Task
Return the listing below verbatim. Pictures do not belong in the copy.

Data excerpts
◆ ◆ ◆ ◆

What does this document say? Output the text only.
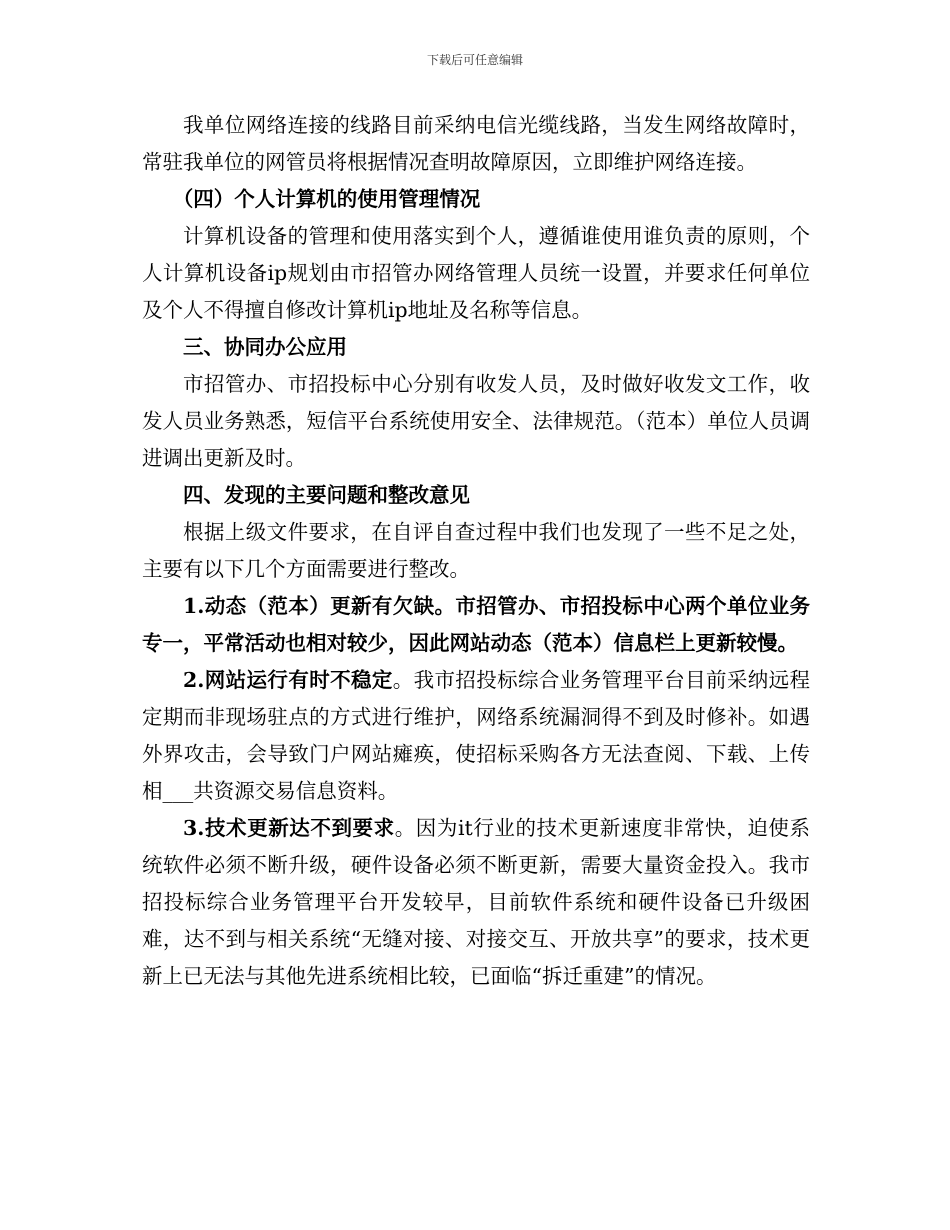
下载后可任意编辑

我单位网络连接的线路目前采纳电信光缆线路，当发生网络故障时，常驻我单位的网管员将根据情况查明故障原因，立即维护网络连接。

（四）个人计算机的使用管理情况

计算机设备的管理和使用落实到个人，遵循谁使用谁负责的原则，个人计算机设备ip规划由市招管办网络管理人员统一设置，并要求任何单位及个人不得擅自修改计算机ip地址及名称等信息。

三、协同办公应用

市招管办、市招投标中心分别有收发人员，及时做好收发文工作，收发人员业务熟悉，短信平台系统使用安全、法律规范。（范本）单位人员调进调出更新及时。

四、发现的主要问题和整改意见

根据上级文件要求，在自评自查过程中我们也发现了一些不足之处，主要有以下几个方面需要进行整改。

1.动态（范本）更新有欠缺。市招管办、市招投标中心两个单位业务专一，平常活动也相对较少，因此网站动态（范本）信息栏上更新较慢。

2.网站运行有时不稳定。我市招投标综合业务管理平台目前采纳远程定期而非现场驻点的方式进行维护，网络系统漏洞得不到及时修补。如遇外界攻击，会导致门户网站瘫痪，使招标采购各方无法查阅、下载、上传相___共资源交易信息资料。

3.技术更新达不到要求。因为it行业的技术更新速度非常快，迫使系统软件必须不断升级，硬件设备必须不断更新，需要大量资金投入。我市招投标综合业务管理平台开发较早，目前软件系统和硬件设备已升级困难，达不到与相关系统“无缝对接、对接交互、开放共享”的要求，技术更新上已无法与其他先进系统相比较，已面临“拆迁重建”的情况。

◆ ◆ ◆ ◆

Result of the exercise
What does this document say? Output the text only.
下载后可任意编辑

我单位网络连接的线路目前采纳电信光缆线路，当发生网络故障时，常驻我单位的网管员将根据情况查明故障原因，立即维护网络连接。

（四）个人计算机的使用管理情况

计算机设备的管理和使用落实到个人，遵循谁使用谁负责的原则，个人计算机设备ip规划由市招管办网络管理人员统一设置，并要求任何单位及个人不得擅自修改计算机ip地址及名称等信息。

三、协同办公应用

市招管办、市招投标中心分别有收发人员，及时做好收发文工作，收发人员业务熟悉，短信平台系统使用安全、法律规范。（范本）单位人员调进调出更新及时。

四、发现的主要问题和整改意见

根据上级文件要求，在自评自查过程中我们也发现了一些不足之处，主要有以下几个方面需要进行整改。

1.动态（范本）更新有欠缺。市招管办、市招投标中心两个单位业务专一，平常活动也相对较少，因此网站动态（范本）信息栏上更新较慢。

2.网站运行有时不稳定。我市招投标综合业务管理平台目前采纳远程定期而非现场驻点的方式进行维护，网络系统漏洞得不到及时修补。如遇外界攻击，会导致门户网站瘫痪，使招标采购各方无法查阅、下载、上传相___共资源交易信息资料。

3.技术更新达不到要求。因为it行业的技术更新速度非常快，迫使系统软件必须不断升级，硬件设备必须不断更新，需要大量资金投入。我市招投标综合业务管理平台开发较早，目前软件系统和硬件设备已升级困难，达不到与相关系统“无缝对接、对接交互、开放共享”的要求，技术更新上已无法与其他先进系统相比较，已面临“拆迁重建”的情况。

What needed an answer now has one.